| SHORT PROBLEM |
Are you able to quote each entry exactly as written?

Stored entries

· · · ·

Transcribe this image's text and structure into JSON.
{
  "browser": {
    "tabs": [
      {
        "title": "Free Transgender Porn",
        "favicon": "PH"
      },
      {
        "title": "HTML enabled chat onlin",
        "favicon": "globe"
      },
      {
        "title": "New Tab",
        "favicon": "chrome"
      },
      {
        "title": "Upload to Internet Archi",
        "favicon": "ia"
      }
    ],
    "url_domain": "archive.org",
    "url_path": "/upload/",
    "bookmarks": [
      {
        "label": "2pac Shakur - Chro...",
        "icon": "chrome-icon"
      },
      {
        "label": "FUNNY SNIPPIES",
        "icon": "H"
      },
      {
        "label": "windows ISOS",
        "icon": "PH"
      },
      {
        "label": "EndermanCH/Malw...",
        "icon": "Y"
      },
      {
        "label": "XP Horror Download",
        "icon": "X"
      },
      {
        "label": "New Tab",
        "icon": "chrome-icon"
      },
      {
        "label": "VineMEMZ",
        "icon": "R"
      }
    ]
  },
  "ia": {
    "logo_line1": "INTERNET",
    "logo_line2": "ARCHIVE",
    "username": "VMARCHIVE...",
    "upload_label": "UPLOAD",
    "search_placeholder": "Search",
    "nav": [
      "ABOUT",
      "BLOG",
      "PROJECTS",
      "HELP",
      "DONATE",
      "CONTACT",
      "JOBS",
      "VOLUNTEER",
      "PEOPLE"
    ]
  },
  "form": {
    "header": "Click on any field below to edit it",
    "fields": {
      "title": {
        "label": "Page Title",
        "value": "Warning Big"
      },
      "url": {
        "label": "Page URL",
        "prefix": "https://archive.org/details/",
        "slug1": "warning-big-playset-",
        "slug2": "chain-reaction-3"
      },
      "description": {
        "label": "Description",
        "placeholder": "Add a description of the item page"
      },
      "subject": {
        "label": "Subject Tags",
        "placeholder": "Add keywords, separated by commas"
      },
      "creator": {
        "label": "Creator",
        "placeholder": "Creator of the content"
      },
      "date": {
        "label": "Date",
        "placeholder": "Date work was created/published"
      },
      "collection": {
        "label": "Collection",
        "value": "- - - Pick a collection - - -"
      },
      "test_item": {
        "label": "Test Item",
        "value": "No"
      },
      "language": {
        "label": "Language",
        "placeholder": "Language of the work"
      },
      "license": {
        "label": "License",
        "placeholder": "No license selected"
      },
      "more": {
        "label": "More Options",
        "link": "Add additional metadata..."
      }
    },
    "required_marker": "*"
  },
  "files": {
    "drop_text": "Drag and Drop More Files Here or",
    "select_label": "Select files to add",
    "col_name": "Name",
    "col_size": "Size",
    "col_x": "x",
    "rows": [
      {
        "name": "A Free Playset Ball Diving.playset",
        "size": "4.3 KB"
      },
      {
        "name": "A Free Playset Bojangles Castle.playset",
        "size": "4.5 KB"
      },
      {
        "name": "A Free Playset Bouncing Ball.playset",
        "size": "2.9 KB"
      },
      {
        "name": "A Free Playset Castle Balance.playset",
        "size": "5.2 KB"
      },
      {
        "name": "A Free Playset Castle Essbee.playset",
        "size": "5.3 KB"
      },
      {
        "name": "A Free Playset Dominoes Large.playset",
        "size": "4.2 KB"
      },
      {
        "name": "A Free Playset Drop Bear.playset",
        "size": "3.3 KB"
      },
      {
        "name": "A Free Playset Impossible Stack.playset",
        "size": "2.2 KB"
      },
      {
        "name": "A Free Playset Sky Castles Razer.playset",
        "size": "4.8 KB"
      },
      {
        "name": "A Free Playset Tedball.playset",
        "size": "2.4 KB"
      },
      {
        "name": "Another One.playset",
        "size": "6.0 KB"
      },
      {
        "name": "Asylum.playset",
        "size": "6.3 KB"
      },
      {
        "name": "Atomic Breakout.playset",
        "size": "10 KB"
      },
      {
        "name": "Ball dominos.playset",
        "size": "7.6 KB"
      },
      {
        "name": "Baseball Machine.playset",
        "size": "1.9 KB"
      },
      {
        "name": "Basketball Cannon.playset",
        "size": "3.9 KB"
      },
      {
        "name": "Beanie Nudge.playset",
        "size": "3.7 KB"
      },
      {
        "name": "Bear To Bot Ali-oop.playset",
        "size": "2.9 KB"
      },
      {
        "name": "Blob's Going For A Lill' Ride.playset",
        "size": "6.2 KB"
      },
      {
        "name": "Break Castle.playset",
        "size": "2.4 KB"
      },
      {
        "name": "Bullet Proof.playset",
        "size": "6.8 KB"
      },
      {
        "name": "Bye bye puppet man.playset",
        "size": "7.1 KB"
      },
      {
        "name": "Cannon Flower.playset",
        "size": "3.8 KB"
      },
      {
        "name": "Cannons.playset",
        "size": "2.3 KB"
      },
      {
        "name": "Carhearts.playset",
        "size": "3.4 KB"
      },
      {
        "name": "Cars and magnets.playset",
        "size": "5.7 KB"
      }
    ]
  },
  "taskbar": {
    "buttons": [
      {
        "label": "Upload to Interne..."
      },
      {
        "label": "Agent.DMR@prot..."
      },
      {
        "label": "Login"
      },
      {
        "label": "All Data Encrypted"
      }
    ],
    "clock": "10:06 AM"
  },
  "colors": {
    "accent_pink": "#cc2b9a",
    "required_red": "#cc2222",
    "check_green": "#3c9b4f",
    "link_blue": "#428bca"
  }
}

· · · ·

| RESPONSE TO THE TASK |
Transcribe this image's text and structure into JSON.
{
  "browser": {
    "tabs": [
      {
        "title": "Free Transgender Porn",
        "favicon": "PH"
      },
      {
        "title": "HTML enabled chat onlin",
        "favicon": "globe"
      },
      {
        "title": "New Tab",
        "favicon": "chrome"
      },
      {
        "title": "Upload to Internet Archi",
        "favicon": "ia"
      }
    ],
    "url_domain": "archive.org",
    "url_path": "/upload/",
    "bookmarks": [
      {
        "label": "2pac Shakur - Chro...",
        "icon": "chrome-icon"
      },
      {
        "label": "FUNNY SNIPPIES",
        "icon": "H"
      },
      {
        "label": "windows ISOS",
        "icon": "PH"
      },
      {
        "label": "EndermanCH/Malw...",
        "icon": "Y"
      },
      {
        "label": "XP Horror Download",
        "icon": "X"
      },
      {
        "label": "New Tab",
        "icon": "chrome-icon"
      },
      {
        "label": "VineMEMZ",
        "icon": "R"
      }
    ]
  },
  "ia": {
    "logo_line1": "INTERNET",
    "logo_line2": "ARCHIVE",
    "username": "VMARCHIVE...",
    "upload_label": "UPLOAD",
    "search_placeholder": "Search",
    "nav": [
      "ABOUT",
      "BLOG",
      "PROJECTS",
      "HELP",
      "DONATE",
      "CONTACT",
      "JOBS",
      "VOLUNTEER",
      "PEOPLE"
    ]
  },
  "form": {
    "header": "Click on any field below to edit it",
    "fields": {
      "title": {
        "label": "Page Title",
        "value": "Warning Big"
      },
      "url": {
        "label": "Page URL",
        "prefix": "https://archive.org/details/",
        "slug1": "warning-big-playset-",
        "slug2": "chain-reaction-3"
      },
      "description": {
        "label": "Description",
        "placeholder": "Add a description of the item page"
      },
      "subject": {
        "label": "Subject Tags",
        "placeholder": "Add keywords, separated by commas"
      },
      "creator": {
        "label": "Creator",
        "placeholder": "Creator of the content"
      },
      "date": {
        "label": "Date",
        "placeholder": "Date work was created/published"
      },
      "collection": {
        "label": "Collection",
        "value": "- - - Pick a collection - - -"
      },
      "test_item": {
        "label": "Test Item",
        "value": "No"
      },
      "language": {
        "label": "Language",
        "placeholder": "Language of the work"
      },
      "license": {
        "label": "License",
        "placeholder": "No license selected"
      },
      "more": {
        "label": "More Options",
        "link": "Add additional metadata..."
      }
    },
    "required_marker": "*"
  },
  "files": {
    "drop_text": "Drag and Drop More Files Here or",
    "select_label": "Select files to add",
    "col_name": "Name",
    "col_size": "Size",
    "col_x": "x",
    "rows": [
      {
        "name": "A Free Playset Ball Diving.playset",
        "size": "4.3 KB"
      },
      {
        "name": "A Free Playset Bojangles Castle.playset",
        "size": "4.5 KB"
      },
      {
        "name": "A Free Playset Bouncing Ball.playset",
        "size": "2.9 KB"
      },
      {
        "name": "A Free Playset Castle Balance.playset",
        "size": "5.2 KB"
      },
      {
        "name": "A Free Playset Castle Essbee.playset",
        "size": "5.3 KB"
      },
      {
        "name": "A Free Playset Dominoes Large.playset",
        "size": "4.2 KB"
      },
      {
        "name": "A Free Playset Drop Bear.playset",
        "size": "3.3 KB"
      },
      {
        "name": "A Free Playset Impossible Stack.playset",
        "size": "2.2 KB"
      },
      {
        "name": "A Free Playset Sky Castles Razer.playset",
        "size": "4.8 KB"
      },
      {
        "name": "A Free Playset Tedball.playset",
        "size": "2.4 KB"
      },
      {
        "name": "Another One.playset",
        "size": "6.0 KB"
      },
      {
        "name": "Asylum.playset",
        "size": "6.3 KB"
      },
      {
        "name": "Atomic Breakout.playset",
        "size": "10 KB"
      },
      {
        "name": "Ball dominos.playset",
        "size": "7.6 KB"
      },
      {
        "name": "Baseball Machine.playset",
        "size": "1.9 KB"
      },
      {
        "name": "Basketball Cannon.playset",
        "size": "3.9 KB"
      },
      {
        "name": "Beanie Nudge.playset",
        "size": "3.7 KB"
      },
      {
        "name": "Bear To Bot Ali-oop.playset",
        "size": "2.9 KB"
      },
      {
        "name": "Blob's Going For A Lill' Ride.playset",
        "size": "6.2 KB"
      },
      {
        "name": "Break Castle.playset",
        "size": "2.4 KB"
      },
      {
        "name": "Bullet Proof.playset",
        "size": "6.8 KB"
      },
      {
        "name": "Bye bye puppet man.playset",
        "size": "7.1 KB"
      },
      {
        "name": "Cannon Flower.playset",
        "size": "3.8 KB"
      },
      {
        "name": "Cannons.playset",
        "size": "2.3 KB"
      },
      {
        "name": "Carhearts.playset",
        "size": "3.4 KB"
      },
      {
        "name": "Cars and magnets.playset",
        "size": "5.7 KB"
      }
    ]
  },
  "taskbar": {
    "buttons": [
      {
        "label": "Upload to Interne..."
      },
      {
        "label": "Agent.DMR@prot..."
      },
      {
        "label": "Login"
      },
      {
        "label": "All Data Encrypted"
      }
    ],
    "clock": "10:06 AM"
  },
  "colors": {
    "accent_pink": "#cc2b9a",
    "required_red": "#cc2222",
    "check_green": "#3c9b4f",
    "link_blue": "#428bca"
  }
}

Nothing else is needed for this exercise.